*Short exercise*: Copy all of the material word for word, except for the pictures.

*Entries supplied*:

::::::

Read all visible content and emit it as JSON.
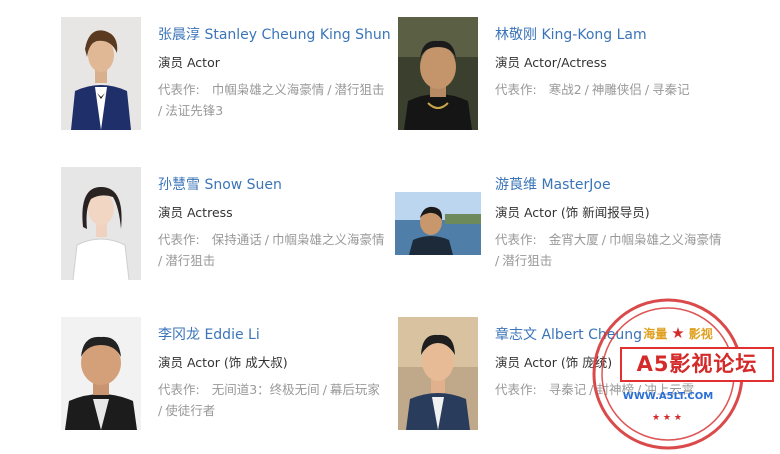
{
  "actors": [
    {
      "name": "张晨淳 Stanley Cheung King Shun",
      "role": "演员 Actor",
      "works_label": "代表作:",
      "works": [
        "巾帼枭雄之义海豪情",
        "潜行狙击",
        "法证先锋3"
      ]
    },
    {
      "name": "林敬刚 King-Kong Lam",
      "role": "演员 Actor/Actress",
      "works_label": "代表作:",
      "works": [
        "寒战2",
        "神雕侠侣",
        "寻秦记"
      ]
    },
    {
      "name": "孙慧雪 Snow Suen",
      "role": "演员 Actress",
      "works_label": "代表作:",
      "works": [
        "保持通话",
        "巾帼枭雄之义海豪情",
        "潜行狙击"
      ]
    },
    {
      "name": "游莨维 MasterJoe",
      "role": "演员 Actor (饰 新闻报导员)",
      "works_label": "代表作:",
      "works": [
        "金宵大厦",
        "巾帼枭雄之义海豪情",
        "潜行狙击"
      ]
    },
    {
      "name": "李冈龙 Eddie Li",
      "role": "演员 Actor (饰 成大叔)",
      "works_label": "代表作:",
      "works": [
        "无间道3：终极无间",
        "幕后玩家",
        "使徒行者"
      ]
    },
    {
      "name": "章志文 Albert Cheung",
      "role": "演员 Actor (饰 庞统)",
      "works_label": "代表作:",
      "works": [
        "寻秦记",
        "封神榜",
        "冲上云霄"
      ]
    }
  ],
  "stamp": {
    "top_left": "海量",
    "top_right": "影视",
    "title": "A5影视论坛",
    "url": "WWW.A5LT.COM"
  },
  "colors": {
    "name_link": "#3b75b8",
    "role_text": "#333333",
    "works_text": "#999999",
    "stamp_red": "#d42a2a",
    "stamp_gold": "#e0a020",
    "stamp_blue": "#2a6fd6"
  }
}
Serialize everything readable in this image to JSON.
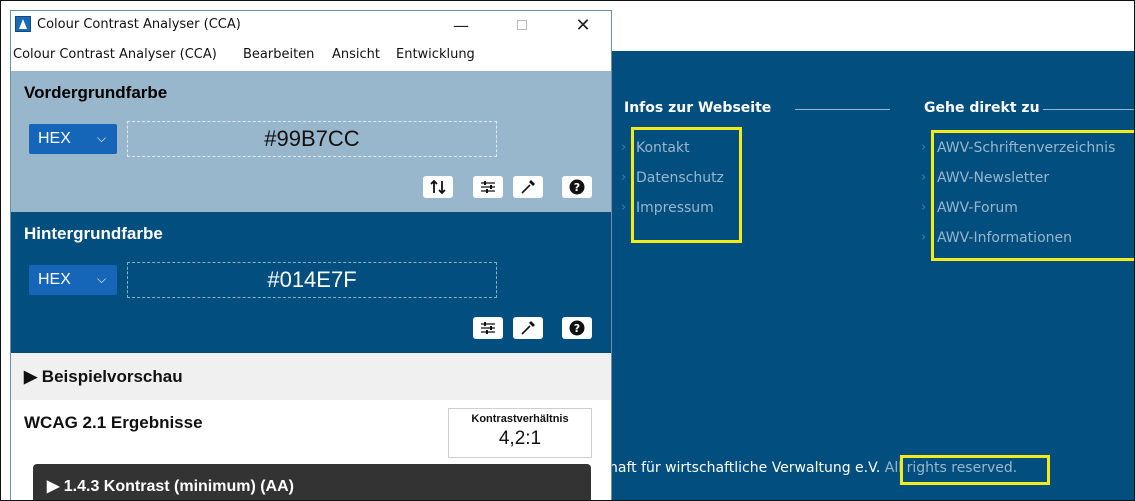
{
  "website": {
    "columns": [
      {
        "heading": "Infos zur Webseite",
        "links": [
          "Kontakt",
          "Datenschutz",
          "Impressum"
        ]
      },
      {
        "heading": "Gehe direkt zu",
        "links": [
          "AWV-Schriftenverzeichnis",
          "AWV-Newsletter",
          "AWV-Forum",
          "AWV-Informationen"
        ]
      }
    ],
    "footer_text": "haft für wirtschaftliche Verwaltung e.V.",
    "footer_rights": "All rights reserved.",
    "highlight_color": "#f2ea1a",
    "background_color": "#014E7F",
    "text_color": "#99B7CC"
  },
  "cca": {
    "window_title": "Colour Contrast Analyser (CCA)",
    "menu": [
      "Colour Contrast Analyser (CCA)",
      "Bearbeiten",
      "Ansicht",
      "Entwicklung"
    ],
    "window_controls": {
      "minimize": "—",
      "close": "✕"
    },
    "foreground": {
      "title": "Vordergrundfarbe",
      "format": "HEX",
      "value": "#99B7CC",
      "color": "#99B7CC",
      "tools": [
        "swap-icon",
        "sliders-icon",
        "eyedropper-icon",
        "help-icon"
      ]
    },
    "background": {
      "title": "Hintergrundfarbe",
      "format": "HEX",
      "value": "#014E7F",
      "color": "#014E7F",
      "tools": [
        "sliders-icon",
        "eyedropper-icon",
        "help-icon"
      ]
    },
    "preview": {
      "label": "Beispielvorschau"
    },
    "results": {
      "title": "WCAG 2.1 Ergebnisse",
      "ratio_label": "Kontrastverhältnis",
      "ratio_value": "4,2:1",
      "criterion": "1.4.3 Kontrast (minimum) (AA)"
    }
  }
}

::::::

*Worked answer*:
Read all visible content and emit it as JSON.
{
  "actors": [
    {
      "name": "张晨淳 Stanley Cheung King Shun",
      "role": "演员 Actor",
      "works_label": "代表作:",
      "works": [
        "巾帼枭雄之义海豪情",
        "潜行狙击",
        "法证先锋3"
      ]
    },
    {
      "name": "林敬刚 King-Kong Lam",
      "role": "演员 Actor/Actress",
      "works_label": "代表作:",
      "works": [
        "寒战2",
        "神雕侠侣",
        "寻秦记"
      ]
    },
    {
      "name": "孙慧雪 Snow Suen",
      "role": "演员 Actress",
      "works_label": "代表作:",
      "works": [
        "保持通话",
        "巾帼枭雄之义海豪情",
        "潜行狙击"
      ]
    },
    {
      "name": "游莨维 MasterJoe",
      "role": "演员 Actor (饰 新闻报导员)",
      "works_label": "代表作:",
      "works": [
        "金宵大厦",
        "巾帼枭雄之义海豪情",
        "潜行狙击"
      ]
    },
    {
      "name": "李冈龙 Eddie Li",
      "role": "演员 Actor (饰 成大叔)",
      "works_label": "代表作:",
      "works": [
        "无间道3：终极无间",
        "幕后玩家",
        "使徒行者"
      ]
    },
    {
      "name": "章志文 Albert Cheung",
      "role": "演员 Actor (饰 庞统)",
      "works_label": "代表作:",
      "works": [
        "寻秦记",
        "封神榜",
        "冲上云霄"
      ]
    }
  ],
  "stamp": {
    "top_left": "海量",
    "top_right": "影视",
    "title": "A5影视论坛",
    "url": "WWW.A5LT.COM"
  },
  "colors": {
    "name_link": "#3b75b8",
    "role_text": "#333333",
    "works_text": "#999999",
    "stamp_red": "#d42a2a",
    "stamp_gold": "#e0a020",
    "stamp_blue": "#2a6fd6"
  }
}
Serialize everything readable in this image to JSON.
{
  "website": {
    "columns": [
      {
        "heading": "Infos zur Webseite",
        "links": [
          "Kontakt",
          "Datenschutz",
          "Impressum"
        ]
      },
      {
        "heading": "Gehe direkt zu",
        "links": [
          "AWV-Schriftenverzeichnis",
          "AWV-Newsletter",
          "AWV-Forum",
          "AWV-Informationen"
        ]
      }
    ],
    "footer_text": "haft für wirtschaftliche Verwaltung e.V.",
    "footer_rights": "All rights reserved.",
    "highlight_color": "#f2ea1a",
    "background_color": "#014E7F",
    "text_color": "#99B7CC"
  },
  "cca": {
    "window_title": "Colour Contrast Analyser (CCA)",
    "menu": [
      "Colour Contrast Analyser (CCA)",
      "Bearbeiten",
      "Ansicht",
      "Entwicklung"
    ],
    "window_controls": {
      "minimize": "—",
      "close": "✕"
    },
    "foreground": {
      "title": "Vordergrundfarbe",
      "format": "HEX",
      "value": "#99B7CC",
      "color": "#99B7CC",
      "tools": [
        "swap-icon",
        "sliders-icon",
        "eyedropper-icon",
        "help-icon"
      ]
    },
    "background": {
      "title": "Hintergrundfarbe",
      "format": "HEX",
      "value": "#014E7F",
      "color": "#014E7F",
      "tools": [
        "sliders-icon",
        "eyedropper-icon",
        "help-icon"
      ]
    },
    "preview": {
      "label": "Beispielvorschau"
    },
    "results": {
      "title": "WCAG 2.1 Ergebnisse",
      "ratio_label": "Kontrastverhältnis",
      "ratio_value": "4,2:1",
      "criterion": "1.4.3 Kontrast (minimum) (AA)"
    }
  }
}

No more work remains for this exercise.